#### [The task]
Retype each entry below exactly as it stands.

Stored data
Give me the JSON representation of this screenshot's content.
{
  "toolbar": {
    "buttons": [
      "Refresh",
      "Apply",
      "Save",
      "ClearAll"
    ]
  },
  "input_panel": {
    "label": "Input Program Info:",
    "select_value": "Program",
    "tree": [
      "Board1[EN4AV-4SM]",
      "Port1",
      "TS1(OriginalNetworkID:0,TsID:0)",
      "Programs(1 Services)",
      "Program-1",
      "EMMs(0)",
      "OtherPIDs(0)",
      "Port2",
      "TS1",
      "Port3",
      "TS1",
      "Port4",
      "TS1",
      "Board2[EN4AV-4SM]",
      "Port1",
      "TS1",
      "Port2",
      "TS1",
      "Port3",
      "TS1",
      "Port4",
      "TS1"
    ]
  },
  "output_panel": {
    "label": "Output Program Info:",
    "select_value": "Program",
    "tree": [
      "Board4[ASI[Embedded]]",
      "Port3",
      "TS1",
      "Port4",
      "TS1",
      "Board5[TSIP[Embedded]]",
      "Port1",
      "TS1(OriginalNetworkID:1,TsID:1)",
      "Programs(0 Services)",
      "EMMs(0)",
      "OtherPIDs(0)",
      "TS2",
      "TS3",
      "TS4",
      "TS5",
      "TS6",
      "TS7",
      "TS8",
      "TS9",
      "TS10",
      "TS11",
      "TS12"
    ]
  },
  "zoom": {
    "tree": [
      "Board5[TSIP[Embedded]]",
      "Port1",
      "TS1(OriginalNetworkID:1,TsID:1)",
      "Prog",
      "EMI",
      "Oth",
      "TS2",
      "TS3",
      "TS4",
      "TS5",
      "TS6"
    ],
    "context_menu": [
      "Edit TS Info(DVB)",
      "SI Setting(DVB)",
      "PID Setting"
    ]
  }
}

#### [Reply to the task]
Give me the JSON representation of this screenshot's content.
{
  "toolbar": {
    "buttons": [
      "Refresh",
      "Apply",
      "Save",
      "ClearAll"
    ]
  },
  "input_panel": {
    "label": "Input Program Info:",
    "select_value": "Program",
    "tree": [
      "Board1[EN4AV-4SM]",
      "Port1",
      "TS1(OriginalNetworkID:0,TsID:0)",
      "Programs(1 Services)",
      "Program-1",
      "EMMs(0)",
      "OtherPIDs(0)",
      "Port2",
      "TS1",
      "Port3",
      "TS1",
      "Port4",
      "TS1",
      "Board2[EN4AV-4SM]",
      "Port1",
      "TS1",
      "Port2",
      "TS1",
      "Port3",
      "TS1",
      "Port4",
      "TS1"
    ]
  },
  "output_panel": {
    "label": "Output Program Info:",
    "select_value": "Program",
    "tree": [
      "Board4[ASI[Embedded]]",
      "Port3",
      "TS1",
      "Port4",
      "TS1",
      "Board5[TSIP[Embedded]]",
      "Port1",
      "TS1(OriginalNetworkID:1,TsID:1)",
      "Programs(0 Services)",
      "EMMs(0)",
      "OtherPIDs(0)",
      "TS2",
      "TS3",
      "TS4",
      "TS5",
      "TS6",
      "TS7",
      "TS8",
      "TS9",
      "TS10",
      "TS11",
      "TS12"
    ]
  },
  "zoom": {
    "tree": [
      "Board5[TSIP[Embedded]]",
      "Port1",
      "TS1(OriginalNetworkID:1,TsID:1)",
      "Prog",
      "EMI",
      "Oth",
      "TS2",
      "TS3",
      "TS4",
      "TS5",
      "TS6"
    ],
    "context_menu": [
      "Edit TS Info(DVB)",
      "SI Setting(DVB)",
      "PID Setting"
    ]
  }
}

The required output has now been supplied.